Every line of the listing must be reproduced as it stands. Leave the images behind.

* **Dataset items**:
◇ ◇ ◇
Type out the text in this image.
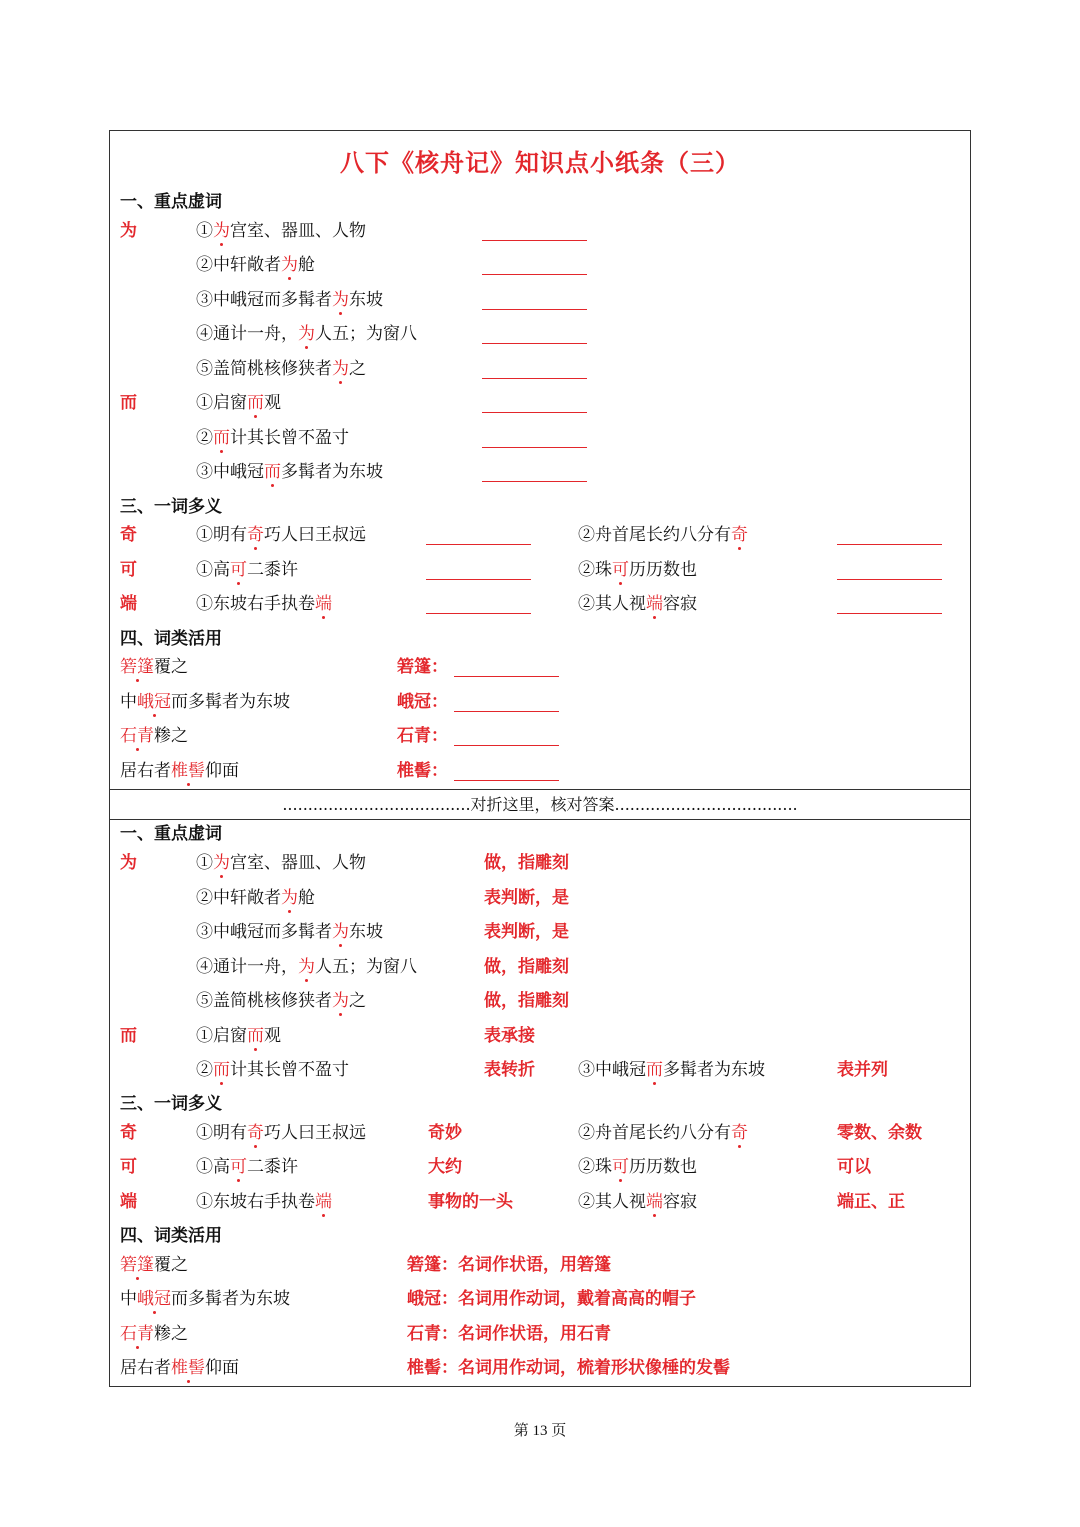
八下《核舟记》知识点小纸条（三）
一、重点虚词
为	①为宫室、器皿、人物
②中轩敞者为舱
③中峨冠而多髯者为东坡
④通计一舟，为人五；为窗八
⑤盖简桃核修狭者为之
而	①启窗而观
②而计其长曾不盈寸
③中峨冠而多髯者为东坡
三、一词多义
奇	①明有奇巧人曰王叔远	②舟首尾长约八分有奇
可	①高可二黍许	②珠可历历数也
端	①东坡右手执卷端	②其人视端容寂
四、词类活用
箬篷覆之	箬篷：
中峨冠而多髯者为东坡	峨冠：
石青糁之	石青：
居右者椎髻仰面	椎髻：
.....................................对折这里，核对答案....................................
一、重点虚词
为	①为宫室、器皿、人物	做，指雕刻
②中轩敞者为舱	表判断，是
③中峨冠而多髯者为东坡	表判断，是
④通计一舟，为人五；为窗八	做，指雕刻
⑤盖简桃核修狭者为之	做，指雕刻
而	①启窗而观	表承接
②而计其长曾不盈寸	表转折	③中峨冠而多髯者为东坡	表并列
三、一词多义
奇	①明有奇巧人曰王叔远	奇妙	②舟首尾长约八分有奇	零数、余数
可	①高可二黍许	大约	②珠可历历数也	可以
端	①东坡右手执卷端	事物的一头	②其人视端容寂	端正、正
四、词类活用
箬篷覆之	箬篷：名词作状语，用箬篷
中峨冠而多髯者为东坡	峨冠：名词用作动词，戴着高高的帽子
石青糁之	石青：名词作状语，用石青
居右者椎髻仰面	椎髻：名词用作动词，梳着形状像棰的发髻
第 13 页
◇ ◇ ◇
* **The result**:
Type out the text in this image.
八下《核舟记》知识点小纸条（三）
一、重点虚词
为	①为宫室、器皿、人物
②中轩敞者为舱
③中峨冠而多髯者为东坡
④通计一舟，为人五；为窗八
⑤盖简桃核修狭者为之
而	①启窗而观
②而计其长曾不盈寸
③中峨冠而多髯者为东坡
三、一词多义
奇	①明有奇巧人曰王叔远	②舟首尾长约八分有奇
可	①高可二黍许	②珠可历历数也
端	①东坡右手执卷端	②其人视端容寂
四、词类活用
箬篷覆之	箬篷：
中峨冠而多髯者为东坡	峨冠：
石青糁之	石青：
居右者椎髻仰面	椎髻：
.....................................对折这里，核对答案....................................
一、重点虚词
为	①为宫室、器皿、人物	做，指雕刻
②中轩敞者为舱	表判断，是
③中峨冠而多髯者为东坡	表判断，是
④通计一舟，为人五；为窗八	做，指雕刻
⑤盖简桃核修狭者为之	做，指雕刻
而	①启窗而观	表承接
②而计其长曾不盈寸	表转折	③中峨冠而多髯者为东坡	表并列
三、一词多义
奇	①明有奇巧人曰王叔远	奇妙	②舟首尾长约八分有奇	零数、余数
可	①高可二黍许	大约	②珠可历历数也	可以
端	①东坡右手执卷端	事物的一头	②其人视端容寂	端正、正
四、词类活用
箬篷覆之	箬篷：名词作状语，用箬篷
中峨冠而多髯者为东坡	峨冠：名词用作动词，戴着高高的帽子
石青糁之	石青：名词作状语，用石青
居右者椎髻仰面	椎髻：名词用作动词，梳着形状像棰的发髻
第 13 页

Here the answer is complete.